Exercise data:
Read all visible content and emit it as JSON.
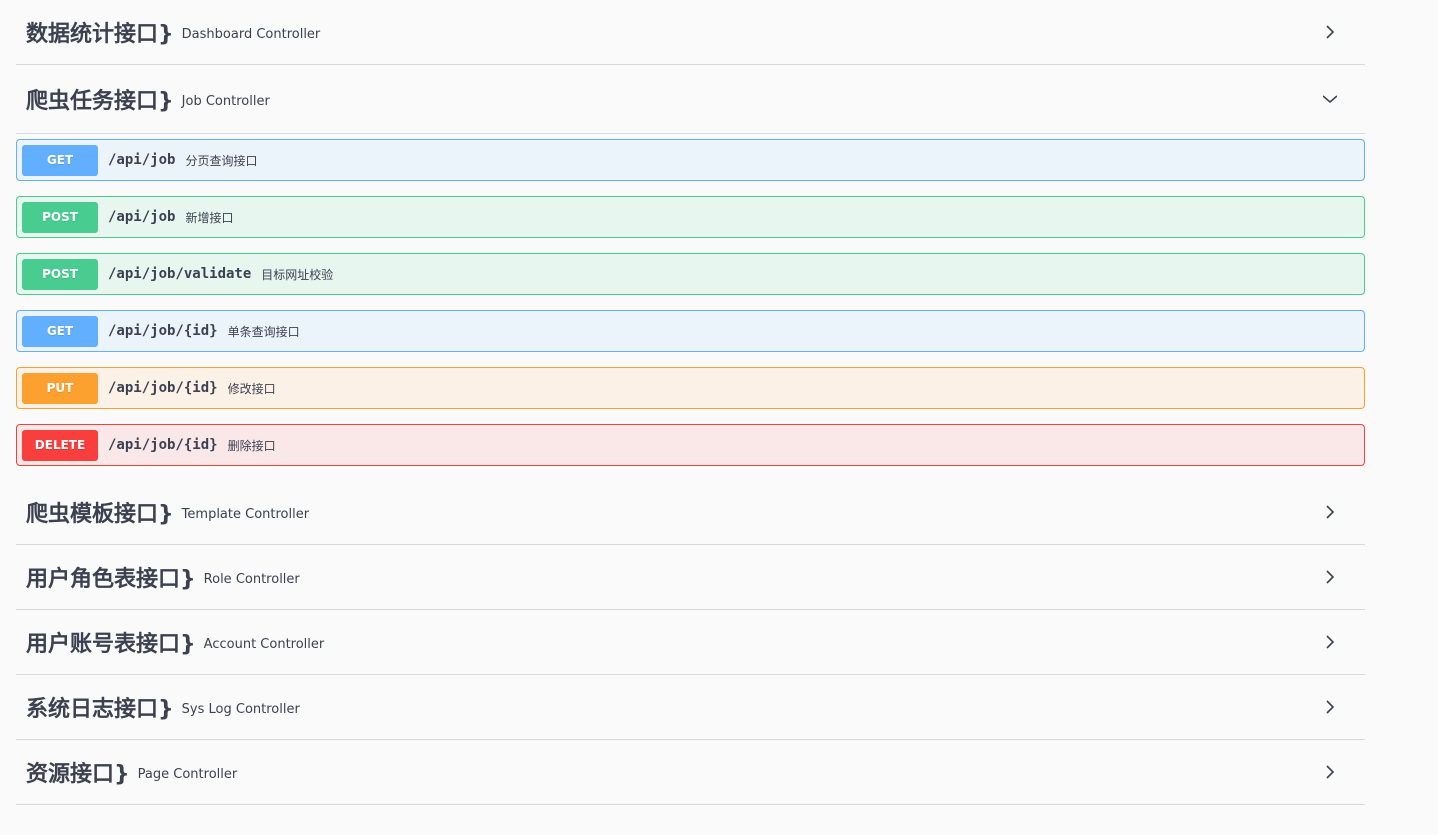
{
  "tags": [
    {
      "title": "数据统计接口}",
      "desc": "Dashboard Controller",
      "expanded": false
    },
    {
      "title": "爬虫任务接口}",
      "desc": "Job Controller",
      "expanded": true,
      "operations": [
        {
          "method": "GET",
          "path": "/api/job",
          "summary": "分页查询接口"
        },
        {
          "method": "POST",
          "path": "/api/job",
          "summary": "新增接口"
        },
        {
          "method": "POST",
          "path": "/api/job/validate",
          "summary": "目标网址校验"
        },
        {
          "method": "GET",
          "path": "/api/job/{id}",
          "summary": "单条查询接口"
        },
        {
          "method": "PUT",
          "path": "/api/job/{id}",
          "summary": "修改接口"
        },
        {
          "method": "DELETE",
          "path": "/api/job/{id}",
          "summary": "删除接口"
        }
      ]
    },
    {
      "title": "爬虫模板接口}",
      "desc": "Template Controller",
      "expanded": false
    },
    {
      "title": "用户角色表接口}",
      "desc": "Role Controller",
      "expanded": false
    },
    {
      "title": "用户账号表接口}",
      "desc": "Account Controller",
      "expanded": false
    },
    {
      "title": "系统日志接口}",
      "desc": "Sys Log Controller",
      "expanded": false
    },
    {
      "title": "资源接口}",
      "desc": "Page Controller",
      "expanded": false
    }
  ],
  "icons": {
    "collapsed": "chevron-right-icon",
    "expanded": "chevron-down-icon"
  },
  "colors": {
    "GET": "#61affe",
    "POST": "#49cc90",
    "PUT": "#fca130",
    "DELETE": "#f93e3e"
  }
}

Task goal: Repeat the data exactly, excluding the pictures.

Task response:
Read all visible content and emit it as JSON.
{
  "tags": [
    {
      "title": "数据统计接口}",
      "desc": "Dashboard Controller",
      "expanded": false
    },
    {
      "title": "爬虫任务接口}",
      "desc": "Job Controller",
      "expanded": true,
      "operations": [
        {
          "method": "GET",
          "path": "/api/job",
          "summary": "分页查询接口"
        },
        {
          "method": "POST",
          "path": "/api/job",
          "summary": "新增接口"
        },
        {
          "method": "POST",
          "path": "/api/job/validate",
          "summary": "目标网址校验"
        },
        {
          "method": "GET",
          "path": "/api/job/{id}",
          "summary": "单条查询接口"
        },
        {
          "method": "PUT",
          "path": "/api/job/{id}",
          "summary": "修改接口"
        },
        {
          "method": "DELETE",
          "path": "/api/job/{id}",
          "summary": "删除接口"
        }
      ]
    },
    {
      "title": "爬虫模板接口}",
      "desc": "Template Controller",
      "expanded": false
    },
    {
      "title": "用户角色表接口}",
      "desc": "Role Controller",
      "expanded": false
    },
    {
      "title": "用户账号表接口}",
      "desc": "Account Controller",
      "expanded": false
    },
    {
      "title": "系统日志接口}",
      "desc": "Sys Log Controller",
      "expanded": false
    },
    {
      "title": "资源接口}",
      "desc": "Page Controller",
      "expanded": false
    }
  ],
  "icons": {
    "collapsed": "chevron-right-icon",
    "expanded": "chevron-down-icon"
  },
  "colors": {
    "GET": "#61affe",
    "POST": "#49cc90",
    "PUT": "#fca130",
    "DELETE": "#f93e3e"
  }
}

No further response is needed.